### DOCUMENT EXCERPT
- - - - -
Not that those tactics don’t become readily apparent pretty early on. The survivors in the Enclave wouldn’t have survived this long if they weren’t really, really smart as well as very, very brave.

So unlike many of the stories in this series, Manu sticks fairly close to home. And that gives us a chance to see more of Manu, who was a member of the Berserker Squad along with his brothers Tane and Hemi.

(Hemi has already had his own book, and gotten his own HFN. It’s been pretty obvious for a while that Tane has his eye on his own, but he’s not ready. Or she’s not. Or both. Yet. Even if all the readers certainly are!)

Manu is no longer a member of the Berserkers because the Gizzidas ate his leg. Well, they certainly took his leg and they probably ate it. His former squadmates went out – against orders – and stole a high-tech prosthetic for him, and he gets around the Enclave just fine. He’s now the head of their armory, and seems to have adjusted to his new life – sort of. He’s certainly good at his job, but there’s no denying that he misses being out with his squad and his brothers.

Being stuck in the Enclave has one advantage. He gets to see a whole lot more of Kate Scott, the head of Enclave security. And he likes everything that he sees – even if Kate isn’t willing to acknowledge the chemistry between them.

When they are forced to work together when the Gizzidas latest threat strikes much too close to home, it’s impossible for them to deny what’s happening between them. But they are both too independent or make that too stubborn and too battle-scarred, to let themselves lean on anyone else – even if that’s the only way to not merely survive – but to really live.

Escape Rating B+: I always have a good time with any of the author’s stories, and Manu was certainly no exception. I’m not sure whether this was just the right story for the right time, or whether it had been long enough since the previous book in the series (Levi) to make the established patterns pleasantly familiar rather than merely predictable.

One of the things that this author does very well in all of her series is that her heroines are always every bit as strong as her heroes, whether that is the same type of strength as it is here, or whether they are in completely different fields with completely different sets of strengths and weaknesses.

In this particular case, they are also both the same kind of stubborn. Kate is the kind of strong, driven woman that a lot of men, especially weak ones, want to tear down so that they can feel big. And she’s had enough of that. She’s old enough and experienced enough to know herself, and that she is who she is and that the core parts of her personality are not going to change. She’s never been able to lean on anyone, because too many people, especially men, will see that as a sign of weakness, and she’s never been able to afford to be weak.

I liked Kate a lot.

At the same time, Manu is still mourning the loss of his leg and the forced changes in his life, while trying to pretend that he’s completely adjusted. He’s used to being strong and can’t even stand the thought of being seen as weak. But when he wants Kate to lean on him when she needs to, she rightfully calls him on his BS. It has to go both ways, and that’s a hard adjustment for him. But definitely, definitely worth it.

Earlier, I referred to Manu’s brother Hemi getting his HFN in his book. For this reader, it feels as if HFN is the only option available for any couple in the series. Not because they don’t want to stay together or are not likely to stay together. None of these people are going to change their minds about their partners. It’s that the situation they are in is so fraught with deadly danger that HFN is all that’s available because “ever after” is far from assured.

Not that I don’t want to see it, because I really, really do. I’m still hoping for an Independence Day kind of ending (the original movie, not that horrible sequel) where the human resistance kicks the invading Gizzida off our planet in an explosive stand-up-and-cheer ending. And I hope that ending isn’t too many books in the future.
- - - - -
### TASK ITEM A
Answer these questions from the review of Manu:
(i) What position does Kate Scott hold?
(ii) What is Manu's job now that he is no longer a Berserker?
(iii) What escape rating does the review give the book?
### TASK ITEM B
Name every character the review of Manu says was a member of the Berserker Squad.
### TASK ITEM C
Print the stretch of the review of Manu from "One of the things" through "to be weak.".
- - - - -
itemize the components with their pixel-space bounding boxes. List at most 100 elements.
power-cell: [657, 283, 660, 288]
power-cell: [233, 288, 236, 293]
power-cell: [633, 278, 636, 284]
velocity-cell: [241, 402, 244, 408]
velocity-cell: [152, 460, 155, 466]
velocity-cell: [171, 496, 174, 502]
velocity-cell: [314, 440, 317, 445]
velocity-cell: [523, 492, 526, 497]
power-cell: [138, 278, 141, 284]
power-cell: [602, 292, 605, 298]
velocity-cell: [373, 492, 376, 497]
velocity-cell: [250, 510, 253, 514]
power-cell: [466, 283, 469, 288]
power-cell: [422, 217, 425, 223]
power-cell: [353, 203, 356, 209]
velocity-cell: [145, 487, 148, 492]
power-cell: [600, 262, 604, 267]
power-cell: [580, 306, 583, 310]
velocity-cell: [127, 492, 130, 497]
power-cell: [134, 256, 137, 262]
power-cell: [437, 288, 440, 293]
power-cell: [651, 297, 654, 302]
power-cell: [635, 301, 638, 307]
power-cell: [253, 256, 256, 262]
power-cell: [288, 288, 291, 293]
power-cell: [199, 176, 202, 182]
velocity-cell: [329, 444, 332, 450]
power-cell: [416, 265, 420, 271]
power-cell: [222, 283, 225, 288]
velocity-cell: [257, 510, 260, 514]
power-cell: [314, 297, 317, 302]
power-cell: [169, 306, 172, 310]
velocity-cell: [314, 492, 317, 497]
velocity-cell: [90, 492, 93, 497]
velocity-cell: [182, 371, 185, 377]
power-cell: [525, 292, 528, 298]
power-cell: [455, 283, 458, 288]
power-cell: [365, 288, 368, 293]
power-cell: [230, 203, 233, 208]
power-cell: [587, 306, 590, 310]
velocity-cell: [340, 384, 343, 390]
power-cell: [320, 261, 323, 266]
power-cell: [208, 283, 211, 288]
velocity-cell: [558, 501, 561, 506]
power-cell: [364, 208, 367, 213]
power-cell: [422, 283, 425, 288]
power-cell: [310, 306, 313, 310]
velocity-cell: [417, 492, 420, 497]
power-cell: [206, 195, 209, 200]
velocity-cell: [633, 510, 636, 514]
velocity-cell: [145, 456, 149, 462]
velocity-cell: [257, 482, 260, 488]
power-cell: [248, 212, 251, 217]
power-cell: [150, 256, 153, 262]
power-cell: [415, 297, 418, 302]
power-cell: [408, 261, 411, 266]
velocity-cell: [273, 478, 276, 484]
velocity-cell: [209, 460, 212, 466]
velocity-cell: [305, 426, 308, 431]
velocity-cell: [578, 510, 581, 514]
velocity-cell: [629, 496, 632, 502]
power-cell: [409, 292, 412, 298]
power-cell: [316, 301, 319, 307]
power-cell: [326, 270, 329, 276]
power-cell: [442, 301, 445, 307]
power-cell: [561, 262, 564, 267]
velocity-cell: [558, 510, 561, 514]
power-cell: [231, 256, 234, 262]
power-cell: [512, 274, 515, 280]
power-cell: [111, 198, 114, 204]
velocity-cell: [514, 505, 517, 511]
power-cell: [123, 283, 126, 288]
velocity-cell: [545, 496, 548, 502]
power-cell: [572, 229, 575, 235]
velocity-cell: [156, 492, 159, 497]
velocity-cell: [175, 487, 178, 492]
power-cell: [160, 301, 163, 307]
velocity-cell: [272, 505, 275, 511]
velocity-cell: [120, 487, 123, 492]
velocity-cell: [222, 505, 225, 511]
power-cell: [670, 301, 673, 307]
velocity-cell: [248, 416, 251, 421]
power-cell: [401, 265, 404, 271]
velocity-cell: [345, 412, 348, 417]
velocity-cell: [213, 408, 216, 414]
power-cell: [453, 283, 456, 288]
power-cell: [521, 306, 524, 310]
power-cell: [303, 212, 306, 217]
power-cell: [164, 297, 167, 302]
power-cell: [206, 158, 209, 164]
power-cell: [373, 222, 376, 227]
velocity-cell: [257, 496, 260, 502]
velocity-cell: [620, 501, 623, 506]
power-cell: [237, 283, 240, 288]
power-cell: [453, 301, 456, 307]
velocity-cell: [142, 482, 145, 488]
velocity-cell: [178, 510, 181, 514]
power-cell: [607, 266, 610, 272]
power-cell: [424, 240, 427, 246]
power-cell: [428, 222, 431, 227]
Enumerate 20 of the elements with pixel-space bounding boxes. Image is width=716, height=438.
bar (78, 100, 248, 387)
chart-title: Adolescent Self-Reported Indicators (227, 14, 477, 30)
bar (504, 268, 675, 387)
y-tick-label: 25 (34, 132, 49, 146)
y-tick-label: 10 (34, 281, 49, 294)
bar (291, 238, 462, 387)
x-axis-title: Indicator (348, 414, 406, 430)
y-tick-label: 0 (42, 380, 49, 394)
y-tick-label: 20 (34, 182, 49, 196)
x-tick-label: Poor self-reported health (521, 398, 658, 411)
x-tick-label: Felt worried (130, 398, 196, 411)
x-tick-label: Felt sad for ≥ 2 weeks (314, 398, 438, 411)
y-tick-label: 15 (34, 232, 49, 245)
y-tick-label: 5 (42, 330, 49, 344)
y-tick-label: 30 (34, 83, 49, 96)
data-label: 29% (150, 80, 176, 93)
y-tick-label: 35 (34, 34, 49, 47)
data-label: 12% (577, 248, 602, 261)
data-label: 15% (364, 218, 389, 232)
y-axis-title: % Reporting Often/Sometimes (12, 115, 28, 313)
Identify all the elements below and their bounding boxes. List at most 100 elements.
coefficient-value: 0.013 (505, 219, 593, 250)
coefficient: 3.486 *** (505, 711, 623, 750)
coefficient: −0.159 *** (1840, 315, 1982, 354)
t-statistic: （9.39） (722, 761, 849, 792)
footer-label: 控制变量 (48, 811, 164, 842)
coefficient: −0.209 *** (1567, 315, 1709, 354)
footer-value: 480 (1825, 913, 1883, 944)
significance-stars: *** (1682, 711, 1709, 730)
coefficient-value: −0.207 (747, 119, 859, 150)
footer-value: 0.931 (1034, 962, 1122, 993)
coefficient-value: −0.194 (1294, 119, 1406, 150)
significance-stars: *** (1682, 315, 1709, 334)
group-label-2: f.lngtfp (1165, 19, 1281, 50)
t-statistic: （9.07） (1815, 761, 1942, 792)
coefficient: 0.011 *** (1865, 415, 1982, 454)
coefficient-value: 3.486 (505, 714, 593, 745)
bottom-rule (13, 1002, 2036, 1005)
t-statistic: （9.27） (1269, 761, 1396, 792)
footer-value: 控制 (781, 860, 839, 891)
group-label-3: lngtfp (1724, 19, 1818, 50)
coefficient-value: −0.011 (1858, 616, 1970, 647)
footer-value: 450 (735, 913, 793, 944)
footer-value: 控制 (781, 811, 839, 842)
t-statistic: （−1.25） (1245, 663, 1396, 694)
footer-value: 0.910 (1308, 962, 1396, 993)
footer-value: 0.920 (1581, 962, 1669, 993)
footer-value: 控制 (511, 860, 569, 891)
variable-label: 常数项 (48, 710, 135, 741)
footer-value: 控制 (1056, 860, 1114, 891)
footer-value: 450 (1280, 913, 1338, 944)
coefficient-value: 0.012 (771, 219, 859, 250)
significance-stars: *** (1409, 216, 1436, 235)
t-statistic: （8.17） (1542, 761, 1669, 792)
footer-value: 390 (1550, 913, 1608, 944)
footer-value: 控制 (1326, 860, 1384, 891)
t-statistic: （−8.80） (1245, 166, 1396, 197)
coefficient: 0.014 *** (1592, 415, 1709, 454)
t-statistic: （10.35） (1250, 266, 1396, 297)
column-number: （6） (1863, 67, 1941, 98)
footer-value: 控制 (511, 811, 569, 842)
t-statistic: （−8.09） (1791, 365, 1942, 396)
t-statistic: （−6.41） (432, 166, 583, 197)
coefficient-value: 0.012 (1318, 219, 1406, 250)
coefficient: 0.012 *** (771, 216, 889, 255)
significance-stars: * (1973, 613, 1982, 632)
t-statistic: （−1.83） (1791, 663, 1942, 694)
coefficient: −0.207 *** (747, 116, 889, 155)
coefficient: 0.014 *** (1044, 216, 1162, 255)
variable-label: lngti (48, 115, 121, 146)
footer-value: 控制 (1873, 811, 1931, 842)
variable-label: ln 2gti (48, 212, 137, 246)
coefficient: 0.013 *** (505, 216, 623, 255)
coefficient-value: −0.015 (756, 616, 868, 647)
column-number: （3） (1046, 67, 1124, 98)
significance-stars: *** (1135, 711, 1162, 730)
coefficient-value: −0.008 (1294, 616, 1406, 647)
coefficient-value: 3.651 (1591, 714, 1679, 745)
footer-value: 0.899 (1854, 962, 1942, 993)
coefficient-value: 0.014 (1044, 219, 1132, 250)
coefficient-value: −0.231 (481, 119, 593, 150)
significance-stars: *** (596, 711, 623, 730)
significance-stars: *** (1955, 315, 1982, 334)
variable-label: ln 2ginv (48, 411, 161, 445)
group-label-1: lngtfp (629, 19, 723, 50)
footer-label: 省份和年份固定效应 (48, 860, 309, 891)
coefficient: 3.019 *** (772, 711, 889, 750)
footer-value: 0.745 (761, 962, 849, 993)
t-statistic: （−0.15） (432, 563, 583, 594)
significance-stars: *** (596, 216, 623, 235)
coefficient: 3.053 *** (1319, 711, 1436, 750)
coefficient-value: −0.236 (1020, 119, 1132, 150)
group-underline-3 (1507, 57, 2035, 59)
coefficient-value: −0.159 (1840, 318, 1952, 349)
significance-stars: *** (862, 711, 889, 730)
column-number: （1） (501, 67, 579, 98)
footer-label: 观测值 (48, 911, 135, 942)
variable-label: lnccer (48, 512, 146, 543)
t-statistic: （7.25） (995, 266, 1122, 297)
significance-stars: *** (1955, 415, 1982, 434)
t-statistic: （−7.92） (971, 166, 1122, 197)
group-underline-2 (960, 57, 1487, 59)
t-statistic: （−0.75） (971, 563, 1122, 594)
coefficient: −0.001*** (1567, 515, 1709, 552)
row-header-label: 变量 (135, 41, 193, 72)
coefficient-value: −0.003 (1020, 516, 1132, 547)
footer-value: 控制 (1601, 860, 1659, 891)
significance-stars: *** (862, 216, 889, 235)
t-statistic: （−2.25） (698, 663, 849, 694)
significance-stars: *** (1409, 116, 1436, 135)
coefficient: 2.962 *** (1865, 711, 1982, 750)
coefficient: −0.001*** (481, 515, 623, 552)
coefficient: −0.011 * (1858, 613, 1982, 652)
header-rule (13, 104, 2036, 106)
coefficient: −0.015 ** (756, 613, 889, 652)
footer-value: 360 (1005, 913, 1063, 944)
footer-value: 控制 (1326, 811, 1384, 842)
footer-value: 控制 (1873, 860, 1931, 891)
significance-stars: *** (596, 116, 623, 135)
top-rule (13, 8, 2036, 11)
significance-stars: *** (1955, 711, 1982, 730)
- - - - -
### RESULT A
(i) Head of Enclave security.
(ii) Head of the Enclave's armory.
(iii) B+.

### RESULT B
Manu, Tane, Hemi

### RESULT C
One of the things that this author does very well in all of her series is that her heroines are always every bit as strong as her heroes, whether that is the same type of strength as it is here, or whether they are in completely different fields with completely different sets of strengths and weaknesses.

In this particular case, they are also both the same kind of stubborn. Kate is the kind of strong, driven woman that a lot of men, especially weak ones, want to tear down so that they can feel big. And she’s had enough of that. She’s old enough and experienced enough to know herself, and that she is who she is and that the core parts of her personality are not going to change. She’s never been able to lean on anyone, because too many people, especially men, will see that as a sign of weakness, and she’s never been able to afford to be weak.